Given instruction -
Every entry must be repeated exactly. Exclude all pictures.

** start Data entries **

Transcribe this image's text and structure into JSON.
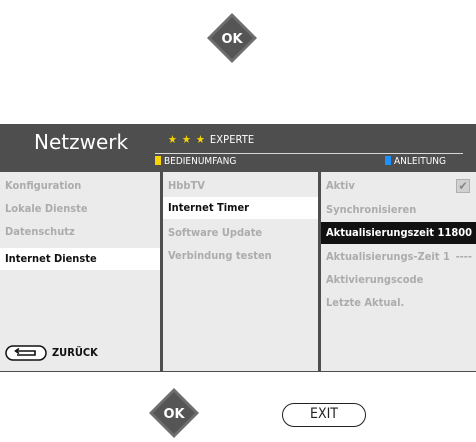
{
  "top_key": {
    "label": "OK",
    "icon": "ok-button-icon"
  },
  "bottom_keys": [
    {
      "label": "OK",
      "icon": "ok-button-icon"
    },
    {
      "label": "EXIT"
    }
  ],
  "menu": {
    "title": "Netzwerk",
    "level": {
      "stars": "★ ★ ★",
      "label": "EXPERTE"
    },
    "legend_left": "BEDIENUMFANG",
    "legend_right": "ANLEITUNG",
    "colors": {
      "yellow": "#f7d300",
      "blue": "#1e90ff",
      "panel": "#4e4e4e",
      "body": "#ebebeb"
    },
    "col1": [
      {
        "label": "Konfiguration"
      },
      {
        "label": "Lokale Dienste"
      },
      {
        "label": "Datenschutz"
      },
      {
        "label": "Internet Dienste",
        "selected": true
      }
    ],
    "col2": [
      {
        "label": "HbbTV"
      },
      {
        "label": "Internet Timer",
        "selected": true
      },
      {
        "label": "Software Update"
      },
      {
        "label": "Verbindung testen"
      }
    ],
    "col3": [
      {
        "label": "Aktiv",
        "checked": true
      },
      {
        "label": "Synchronisieren"
      },
      {
        "label": "Aktualisierungszeit 1",
        "value": "1800",
        "highlighted": true
      },
      {
        "label": "Aktualisierungs-Zeit 1",
        "value": "----"
      },
      {
        "label": "Aktivierungscode"
      },
      {
        "label": "Letzte Aktual."
      }
    ],
    "back_label": "ZURÜCK",
    "back_icon": "back-arrow-icon"
  }
}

** end Data entries **

Problem solution -
Transcribe this image's text and structure into JSON.
{
  "top_key": {
    "label": "OK",
    "icon": "ok-button-icon"
  },
  "bottom_keys": [
    {
      "label": "OK",
      "icon": "ok-button-icon"
    },
    {
      "label": "EXIT"
    }
  ],
  "menu": {
    "title": "Netzwerk",
    "level": {
      "stars": "★ ★ ★",
      "label": "EXPERTE"
    },
    "legend_left": "BEDIENUMFANG",
    "legend_right": "ANLEITUNG",
    "colors": {
      "yellow": "#f7d300",
      "blue": "#1e90ff",
      "panel": "#4e4e4e",
      "body": "#ebebeb"
    },
    "col1": [
      {
        "label": "Konfiguration"
      },
      {
        "label": "Lokale Dienste"
      },
      {
        "label": "Datenschutz"
      },
      {
        "label": "Internet Dienste",
        "selected": true
      }
    ],
    "col2": [
      {
        "label": "HbbTV"
      },
      {
        "label": "Internet Timer",
        "selected": true
      },
      {
        "label": "Software Update"
      },
      {
        "label": "Verbindung testen"
      }
    ],
    "col3": [
      {
        "label": "Aktiv",
        "checked": true
      },
      {
        "label": "Synchronisieren"
      },
      {
        "label": "Aktualisierungszeit 1",
        "value": "1800",
        "highlighted": true
      },
      {
        "label": "Aktualisierungs-Zeit 1",
        "value": "----"
      },
      {
        "label": "Aktivierungscode"
      },
      {
        "label": "Letzte Aktual."
      }
    ],
    "back_label": "ZURÜCK",
    "back_icon": "back-arrow-icon"
  }
}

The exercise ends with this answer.